# JOB
Show every line where "JSON" occurs.

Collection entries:
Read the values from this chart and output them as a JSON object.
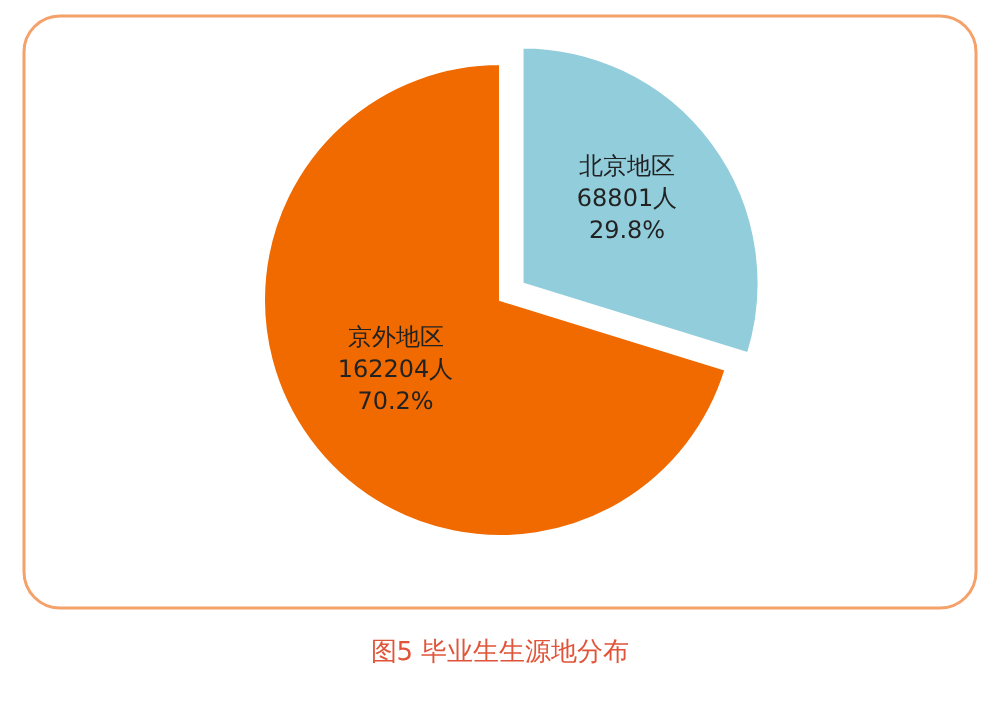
{
  "chart_data": {
    "type": "pie",
    "title": "图5  毕业生生源地分布",
    "categories": [
      "北京地区",
      "京外地区"
    ],
    "values": [
      68801,
      162204
    ],
    "value_labels": [
      "68801人 29.8%",
      "162204人 70.2%"
    ],
    "colors": [
      "#92cddc",
      "#f06a00"
    ]
  }
}
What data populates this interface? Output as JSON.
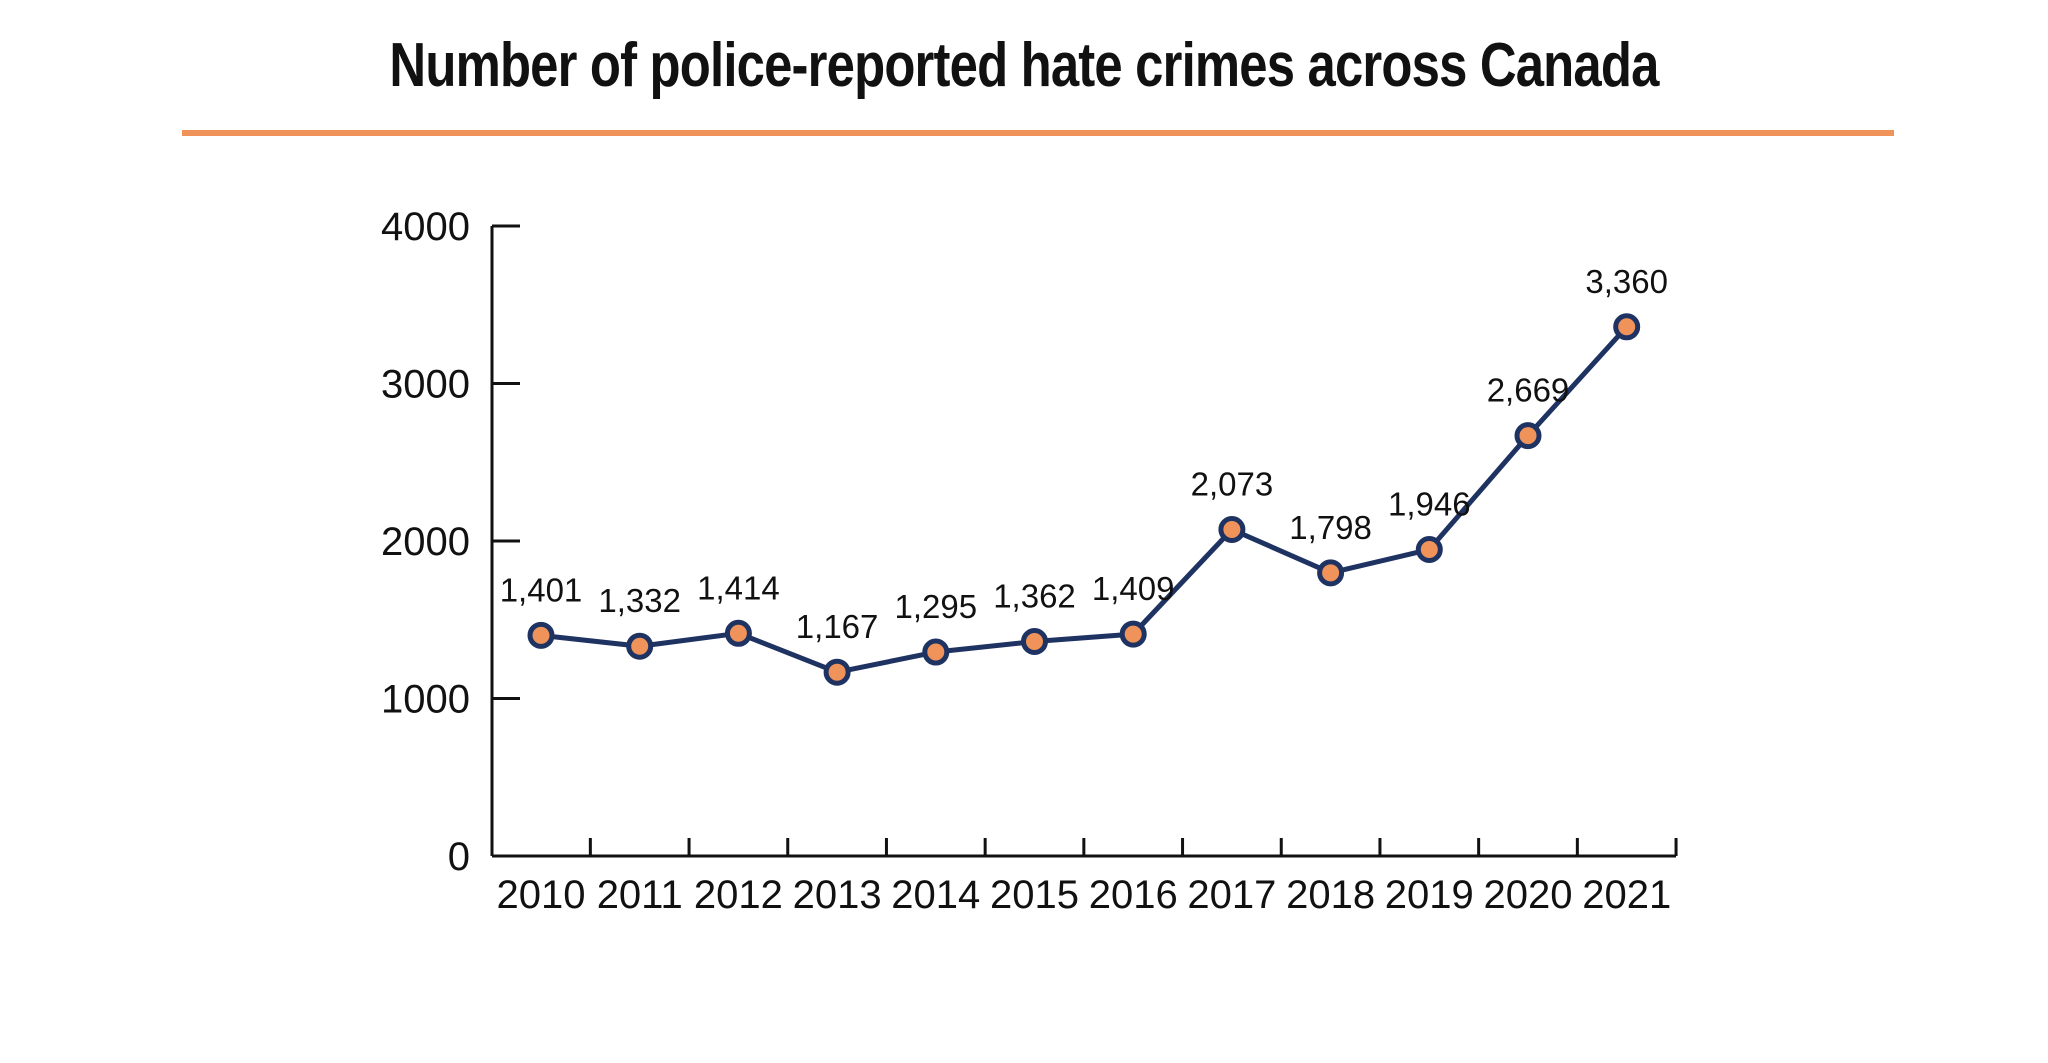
{
  "colors": {
    "accent": "#f0935a",
    "line": "#1f3363",
    "marker_fill": "#f0935a",
    "axis": "#111111"
  },
  "chart_data": {
    "type": "line",
    "title": "Number of police-reported hate crimes across Canada",
    "xlabel": "",
    "ylabel": "",
    "categories": [
      "2010",
      "2011",
      "2012",
      "2013",
      "2014",
      "2015",
      "2016",
      "2017",
      "2018",
      "2019",
      "2020",
      "2021"
    ],
    "values": [
      1401,
      1332,
      1414,
      1167,
      1295,
      1362,
      1409,
      2073,
      1798,
      1946,
      2669,
      3360
    ],
    "data_labels": [
      "1,401",
      "1,332",
      "1,414",
      "1,167",
      "1,295",
      "1,362",
      "1,409",
      "2,073",
      "1,798",
      "1,946",
      "2,669",
      "3,360"
    ],
    "ylim": [
      0,
      4000
    ],
    "yticks": [
      0,
      1000,
      2000,
      3000,
      4000
    ],
    "grid": false,
    "legend": "none"
  }
}
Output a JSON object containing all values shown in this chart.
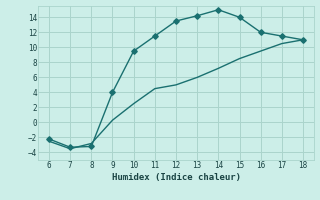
{
  "xlabel": "Humidex (Indice chaleur)",
  "bg_color": "#cceee8",
  "grid_color": "#aad4cc",
  "line_color": "#1a7070",
  "curve_x": [
    6,
    7,
    8,
    9,
    10,
    11,
    12,
    13,
    14,
    15,
    16,
    17,
    18
  ],
  "curve_y": [
    -2.2,
    -3.3,
    -3.2,
    4.0,
    9.5,
    11.5,
    13.5,
    14.2,
    15.0,
    14.0,
    12.0,
    11.5,
    11.0
  ],
  "line_x": [
    6,
    7,
    8,
    9,
    10,
    11,
    12,
    13,
    14,
    15,
    16,
    17,
    18
  ],
  "line_y": [
    -2.5,
    -3.5,
    -2.8,
    0.3,
    2.5,
    4.5,
    5.0,
    6.0,
    7.2,
    8.5,
    9.5,
    10.5,
    11.0
  ],
  "xlim": [
    5.5,
    18.5
  ],
  "ylim": [
    -5.0,
    15.5
  ],
  "xticks": [
    6,
    7,
    8,
    9,
    10,
    11,
    12,
    13,
    14,
    15,
    16,
    17,
    18
  ],
  "yticks": [
    -4,
    -2,
    0,
    2,
    4,
    6,
    8,
    10,
    12,
    14
  ],
  "marker": "D",
  "markersize": 2.8,
  "linewidth": 1.0
}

# SOLUTION TO THIS PROBLEM
Read the values from this chart and output them as a JSON object.
What data populates this interface? Output as JSON.
Output a JSON object containing all values shown in this chart.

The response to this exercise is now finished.